Stated exercise :: Copy the records below exactly, leaving out every picture.

Some records ::
»»

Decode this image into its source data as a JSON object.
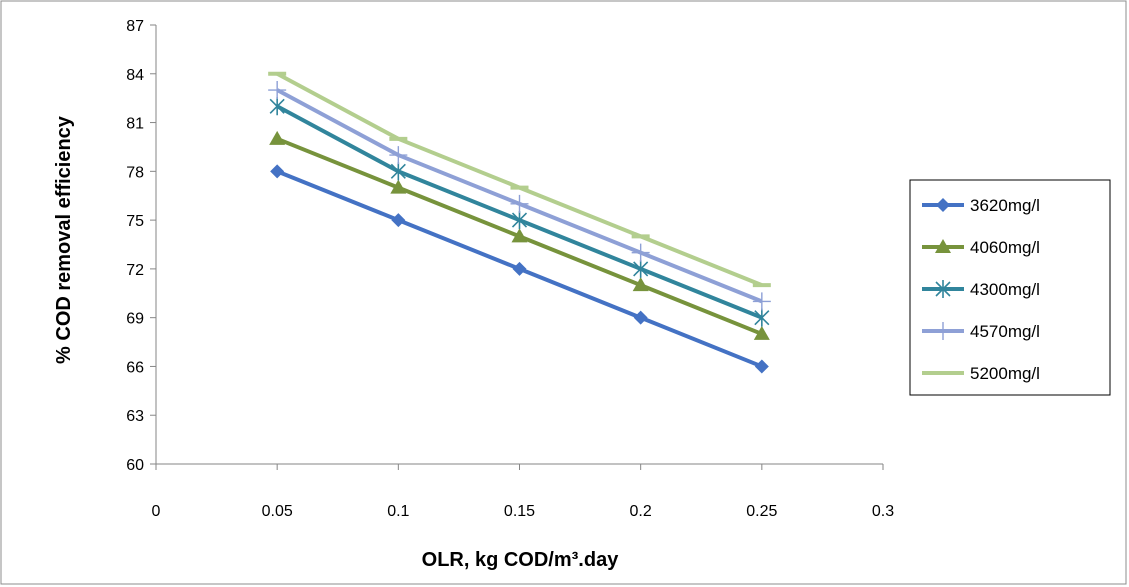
{
  "chart_data": {
    "type": "line",
    "xlabel": "OLR, kg COD/m³.day",
    "ylabel": "% COD removal efficiency",
    "xlim": [
      0,
      0.3
    ],
    "ylim": [
      60,
      87
    ],
    "x_ticks": [
      "0",
      "0.05",
      "0.1",
      "0.15",
      "0.2",
      "0.25",
      "0.3"
    ],
    "y_ticks": [
      "60",
      "63",
      "66",
      "69",
      "72",
      "75",
      "78",
      "81",
      "84",
      "87"
    ],
    "grid": false,
    "legend_position": "right",
    "x": [
      0.05,
      0.1,
      0.15,
      0.2,
      0.25
    ],
    "series": [
      {
        "name": "3620mg/l",
        "color": "#4472C4",
        "marker": "diamond",
        "values": [
          78,
          75,
          72,
          69,
          66
        ]
      },
      {
        "name": "4060mg/l",
        "color": "#77933C",
        "marker": "triangle",
        "values": [
          80,
          77,
          74,
          71,
          68
        ]
      },
      {
        "name": "4300mg/l",
        "color": "#31859C",
        "marker": "asterisk",
        "values": [
          82,
          78,
          75,
          72,
          69
        ]
      },
      {
        "name": "4570mg/l",
        "color": "#8EA0D6",
        "marker": "plus",
        "values": [
          83,
          79,
          76,
          73,
          70
        ]
      },
      {
        "name": "5200mg/l",
        "color": "#B3CE8E",
        "marker": "dash",
        "values": [
          84,
          80,
          77,
          74,
          71
        ]
      }
    ]
  }
}
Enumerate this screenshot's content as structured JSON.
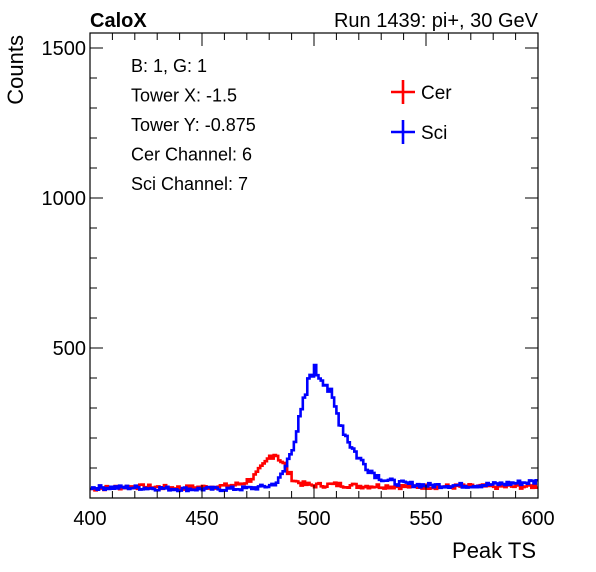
{
  "chart_data": {
    "type": "line",
    "header_left": "CaloX",
    "header_right": "Run 1439: pi+, 30 GeV",
    "xlabel": "Peak TS",
    "ylabel": "Counts",
    "xlim": [
      400,
      600
    ],
    "ylim": [
      0,
      1550
    ],
    "x_ticks": [
      400,
      450,
      500,
      550,
      600
    ],
    "y_ticks": [
      500,
      1000,
      1500
    ],
    "info_lines": [
      "B: 1, G: 1",
      "Tower X: -1.5",
      "Tower Y: -0.875",
      "Cer Channel: 6",
      "Sci Channel: 7"
    ],
    "legend_position": "top-right",
    "bin_width": 1,
    "series": [
      {
        "name": "Cer",
        "color": "#ff0000",
        "points": [
          [
            400,
            30
          ],
          [
            410,
            35
          ],
          [
            420,
            38
          ],
          [
            430,
            36
          ],
          [
            440,
            34
          ],
          [
            450,
            36
          ],
          [
            460,
            40
          ],
          [
            466,
            45
          ],
          [
            470,
            55
          ],
          [
            474,
            75
          ],
          [
            478,
            110
          ],
          [
            481,
            145
          ],
          [
            483,
            150
          ],
          [
            486,
            118
          ],
          [
            489,
            80
          ],
          [
            492,
            55
          ],
          [
            496,
            45
          ],
          [
            500,
            42
          ],
          [
            510,
            45
          ],
          [
            520,
            40
          ],
          [
            530,
            40
          ],
          [
            540,
            38
          ],
          [
            550,
            38
          ],
          [
            560,
            38
          ],
          [
            570,
            38
          ],
          [
            580,
            38
          ],
          [
            590,
            38
          ],
          [
            600,
            40
          ]
        ]
      },
      {
        "name": "Sci",
        "color": "#0000ff",
        "points": [
          [
            400,
            35
          ],
          [
            420,
            35
          ],
          [
            440,
            30
          ],
          [
            450,
            30
          ],
          [
            460,
            30
          ],
          [
            470,
            32
          ],
          [
            475,
            35
          ],
          [
            480,
            40
          ],
          [
            484,
            55
          ],
          [
            487,
            95
          ],
          [
            490,
            160
          ],
          [
            493,
            240
          ],
          [
            496,
            330
          ],
          [
            499,
            430
          ],
          [
            502,
            415
          ],
          [
            505,
            395
          ],
          [
            508,
            330
          ],
          [
            511,
            270
          ],
          [
            514,
            215
          ],
          [
            517,
            170
          ],
          [
            520,
            135
          ],
          [
            524,
            100
          ],
          [
            528,
            75
          ],
          [
            532,
            60
          ],
          [
            536,
            52
          ],
          [
            540,
            48
          ],
          [
            550,
            42
          ],
          [
            560,
            42
          ],
          [
            570,
            42
          ],
          [
            580,
            45
          ],
          [
            590,
            50
          ],
          [
            600,
            55
          ]
        ]
      }
    ]
  }
}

««

Answer to this exercise ::
Decode this image into its source data as a JSON object.
{
  "chart_data": {
    "type": "line",
    "xlabel": "OLR, kg COD/m³.day",
    "ylabel": "% COD removal efficiency",
    "xlim": [
      0,
      0.3
    ],
    "ylim": [
      60,
      87
    ],
    "x_ticks": [
      "0",
      "0.05",
      "0.1",
      "0.15",
      "0.2",
      "0.25",
      "0.3"
    ],
    "y_ticks": [
      "60",
      "63",
      "66",
      "69",
      "72",
      "75",
      "78",
      "81",
      "84",
      "87"
    ],
    "grid": false,
    "legend_position": "right",
    "x": [
      0.05,
      0.1,
      0.15,
      0.2,
      0.25
    ],
    "series": [
      {
        "name": "3620mg/l",
        "color": "#4472C4",
        "marker": "diamond",
        "values": [
          78,
          75,
          72,
          69,
          66
        ]
      },
      {
        "name": "4060mg/l",
        "color": "#77933C",
        "marker": "triangle",
        "values": [
          80,
          77,
          74,
          71,
          68
        ]
      },
      {
        "name": "4300mg/l",
        "color": "#31859C",
        "marker": "asterisk",
        "values": [
          82,
          78,
          75,
          72,
          69
        ]
      },
      {
        "name": "4570mg/l",
        "color": "#8EA0D6",
        "marker": "plus",
        "values": [
          83,
          79,
          76,
          73,
          70
        ]
      },
      {
        "name": "5200mg/l",
        "color": "#B3CE8E",
        "marker": "dash",
        "values": [
          84,
          80,
          77,
          74,
          71
        ]
      }
    ]
  }
}
Enumerate this screenshot's content as structured JSON.
{
  "chart_data": {
    "type": "line",
    "header_left": "CaloX",
    "header_right": "Run 1439: pi+, 30 GeV",
    "xlabel": "Peak TS",
    "ylabel": "Counts",
    "xlim": [
      400,
      600
    ],
    "ylim": [
      0,
      1550
    ],
    "x_ticks": [
      400,
      450,
      500,
      550,
      600
    ],
    "y_ticks": [
      500,
      1000,
      1500
    ],
    "info_lines": [
      "B: 1, G: 1",
      "Tower X: -1.5",
      "Tower Y: -0.875",
      "Cer Channel: 6",
      "Sci Channel: 7"
    ],
    "legend_position": "top-right",
    "bin_width": 1,
    "series": [
      {
        "name": "Cer",
        "color": "#ff0000",
        "points": [
          [
            400,
            30
          ],
          [
            410,
            35
          ],
          [
            420,
            38
          ],
          [
            430,
            36
          ],
          [
            440,
            34
          ],
          [
            450,
            36
          ],
          [
            460,
            40
          ],
          [
            466,
            45
          ],
          [
            470,
            55
          ],
          [
            474,
            75
          ],
          [
            478,
            110
          ],
          [
            481,
            145
          ],
          [
            483,
            150
          ],
          [
            486,
            118
          ],
          [
            489,
            80
          ],
          [
            492,
            55
          ],
          [
            496,
            45
          ],
          [
            500,
            42
          ],
          [
            510,
            45
          ],
          [
            520,
            40
          ],
          [
            530,
            40
          ],
          [
            540,
            38
          ],
          [
            550,
            38
          ],
          [
            560,
            38
          ],
          [
            570,
            38
          ],
          [
            580,
            38
          ],
          [
            590,
            38
          ],
          [
            600,
            40
          ]
        ]
      },
      {
        "name": "Sci",
        "color": "#0000ff",
        "points": [
          [
            400,
            35
          ],
          [
            420,
            35
          ],
          [
            440,
            30
          ],
          [
            450,
            30
          ],
          [
            460,
            30
          ],
          [
            470,
            32
          ],
          [
            475,
            35
          ],
          [
            480,
            40
          ],
          [
            484,
            55
          ],
          [
            487,
            95
          ],
          [
            490,
            160
          ],
          [
            493,
            240
          ],
          [
            496,
            330
          ],
          [
            499,
            430
          ],
          [
            502,
            415
          ],
          [
            505,
            395
          ],
          [
            508,
            330
          ],
          [
            511,
            270
          ],
          [
            514,
            215
          ],
          [
            517,
            170
          ],
          [
            520,
            135
          ],
          [
            524,
            100
          ],
          [
            528,
            75
          ],
          [
            532,
            60
          ],
          [
            536,
            52
          ],
          [
            540,
            48
          ],
          [
            550,
            42
          ],
          [
            560,
            42
          ],
          [
            570,
            42
          ],
          [
            580,
            45
          ],
          [
            590,
            50
          ],
          [
            600,
            55
          ]
        ]
      }
    ]
  }
}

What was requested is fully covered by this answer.